## [EXERCISE AIM]
Across all the lines below, how many contain the string "maps"? Please reply with the number only.

## [DATASET ROWS]

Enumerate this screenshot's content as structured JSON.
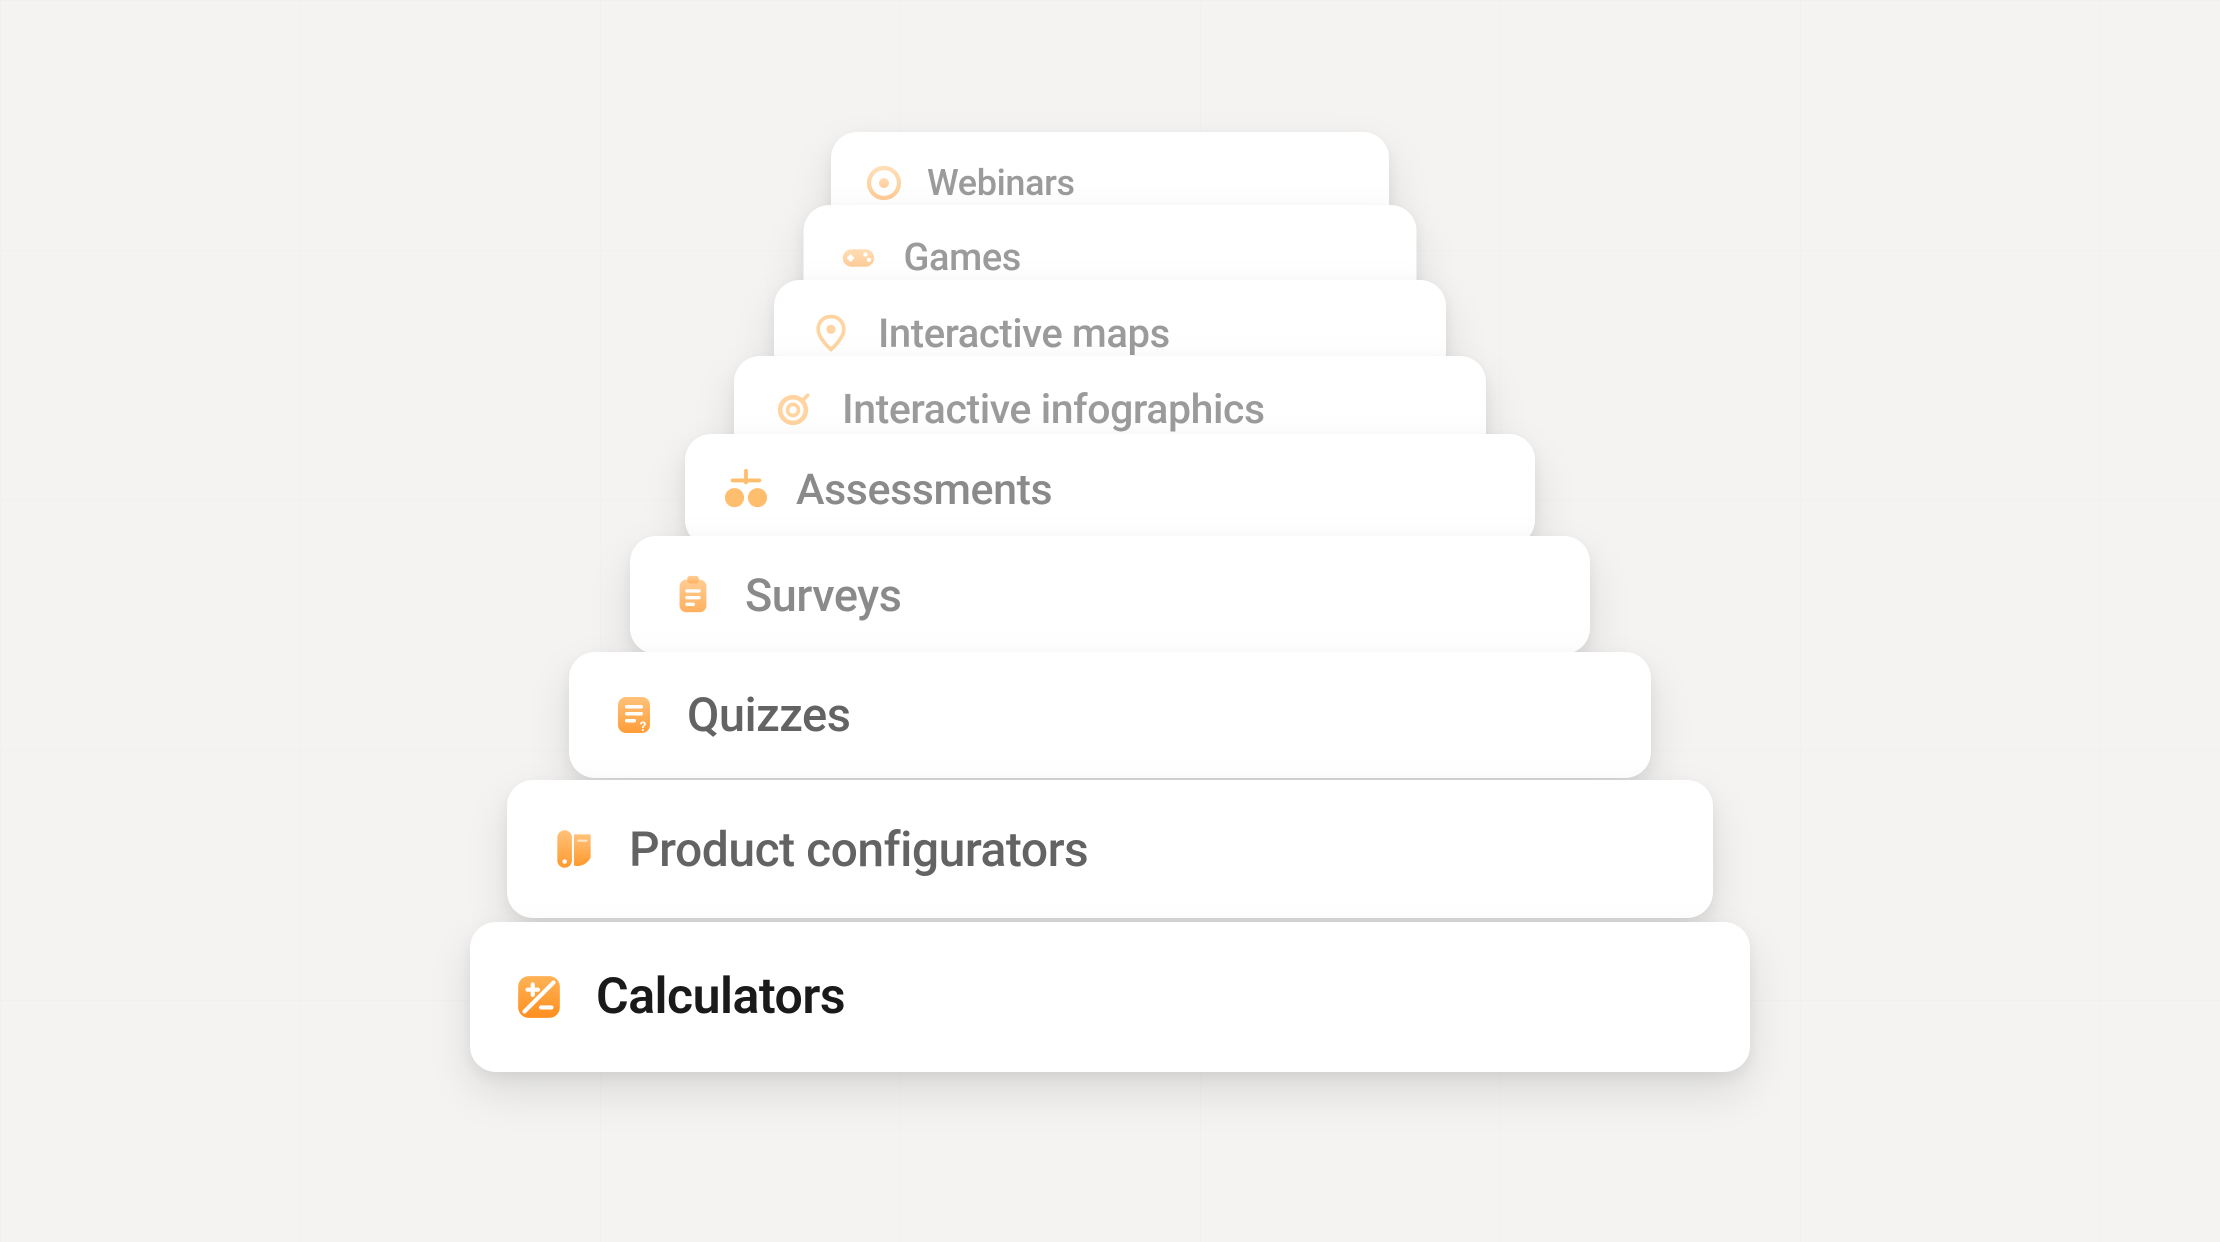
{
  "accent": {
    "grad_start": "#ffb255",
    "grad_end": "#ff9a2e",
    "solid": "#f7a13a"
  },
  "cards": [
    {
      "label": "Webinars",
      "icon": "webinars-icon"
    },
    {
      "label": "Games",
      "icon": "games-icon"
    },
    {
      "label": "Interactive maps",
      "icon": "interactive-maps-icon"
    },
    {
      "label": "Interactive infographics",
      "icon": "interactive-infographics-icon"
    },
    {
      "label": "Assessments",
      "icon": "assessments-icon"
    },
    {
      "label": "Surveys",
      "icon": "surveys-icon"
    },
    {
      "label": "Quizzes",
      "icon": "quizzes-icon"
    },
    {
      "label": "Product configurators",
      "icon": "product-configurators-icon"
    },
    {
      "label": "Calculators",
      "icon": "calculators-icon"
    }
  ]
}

--

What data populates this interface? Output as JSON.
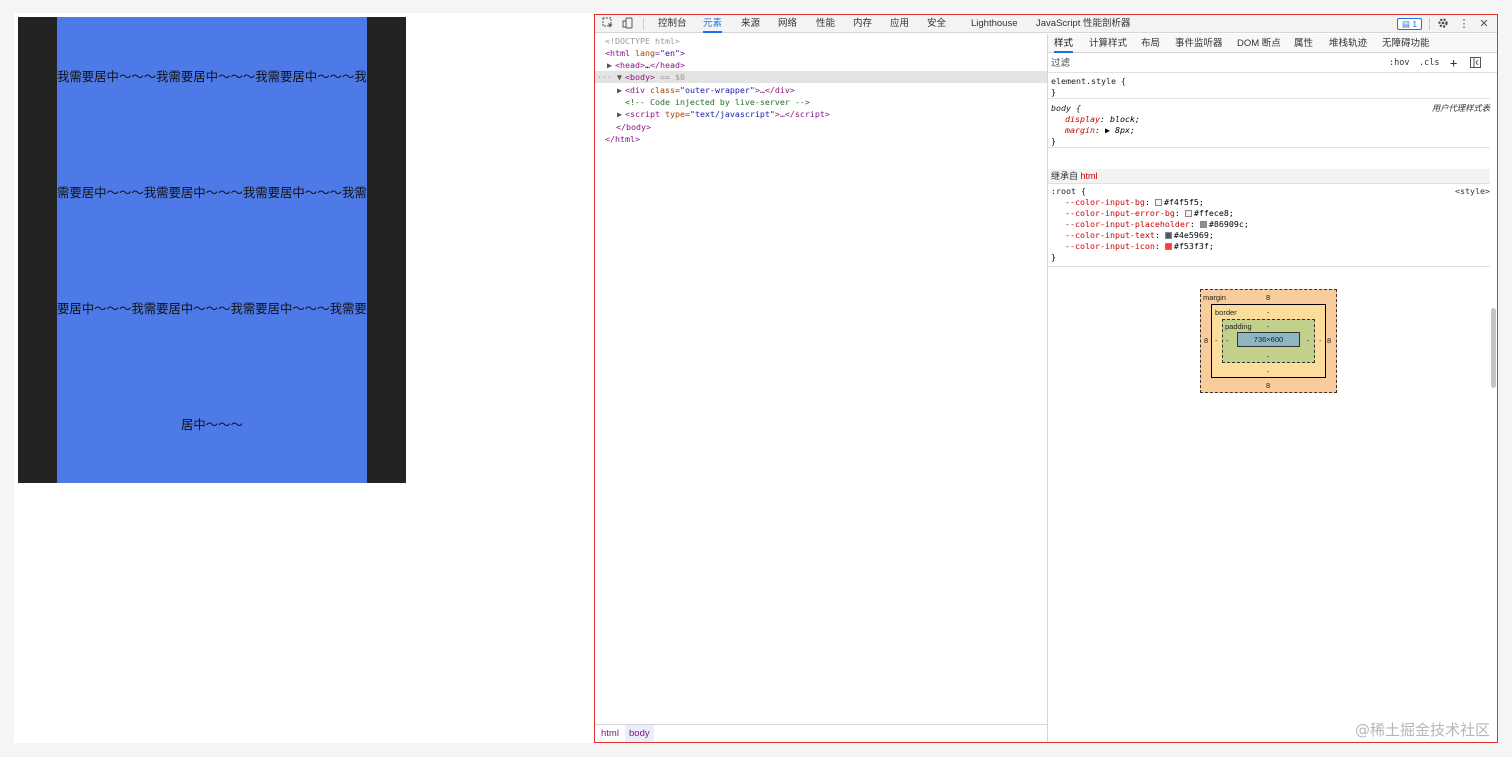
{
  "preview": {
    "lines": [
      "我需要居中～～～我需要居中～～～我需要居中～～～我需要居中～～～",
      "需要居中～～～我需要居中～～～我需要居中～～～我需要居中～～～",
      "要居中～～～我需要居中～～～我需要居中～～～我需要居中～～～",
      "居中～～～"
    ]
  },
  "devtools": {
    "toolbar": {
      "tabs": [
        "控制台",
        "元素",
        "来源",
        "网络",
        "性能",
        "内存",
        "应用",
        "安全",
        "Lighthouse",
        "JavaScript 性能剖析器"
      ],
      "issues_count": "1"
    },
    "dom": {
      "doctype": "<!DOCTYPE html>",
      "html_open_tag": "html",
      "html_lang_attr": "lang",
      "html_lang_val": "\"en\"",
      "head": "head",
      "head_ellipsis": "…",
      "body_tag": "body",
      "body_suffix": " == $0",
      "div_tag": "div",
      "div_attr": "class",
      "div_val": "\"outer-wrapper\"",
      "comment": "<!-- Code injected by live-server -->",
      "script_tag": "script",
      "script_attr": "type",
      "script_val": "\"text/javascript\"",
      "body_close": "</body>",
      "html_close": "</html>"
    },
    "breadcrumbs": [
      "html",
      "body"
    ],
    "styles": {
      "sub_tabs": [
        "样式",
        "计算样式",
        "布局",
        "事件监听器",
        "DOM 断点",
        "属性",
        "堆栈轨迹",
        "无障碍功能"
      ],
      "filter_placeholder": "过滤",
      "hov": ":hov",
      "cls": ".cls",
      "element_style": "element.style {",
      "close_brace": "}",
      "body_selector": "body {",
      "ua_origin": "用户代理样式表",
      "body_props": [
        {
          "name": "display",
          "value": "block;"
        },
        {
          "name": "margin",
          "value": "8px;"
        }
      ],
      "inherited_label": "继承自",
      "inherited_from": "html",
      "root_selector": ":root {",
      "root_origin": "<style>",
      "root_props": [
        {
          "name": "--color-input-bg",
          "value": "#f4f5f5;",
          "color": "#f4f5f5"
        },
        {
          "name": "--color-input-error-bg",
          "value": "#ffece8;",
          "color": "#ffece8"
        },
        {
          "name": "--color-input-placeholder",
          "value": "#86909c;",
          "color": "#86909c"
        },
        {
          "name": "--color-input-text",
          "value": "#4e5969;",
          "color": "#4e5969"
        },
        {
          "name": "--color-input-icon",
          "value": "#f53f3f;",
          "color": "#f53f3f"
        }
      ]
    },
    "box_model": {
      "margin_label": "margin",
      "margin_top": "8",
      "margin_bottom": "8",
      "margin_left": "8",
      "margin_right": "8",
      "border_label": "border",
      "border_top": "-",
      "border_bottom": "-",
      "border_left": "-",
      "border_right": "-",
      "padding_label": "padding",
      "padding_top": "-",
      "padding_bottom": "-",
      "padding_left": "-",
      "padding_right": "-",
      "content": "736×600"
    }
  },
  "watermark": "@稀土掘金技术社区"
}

## [EXERCISE OUTPUT]
2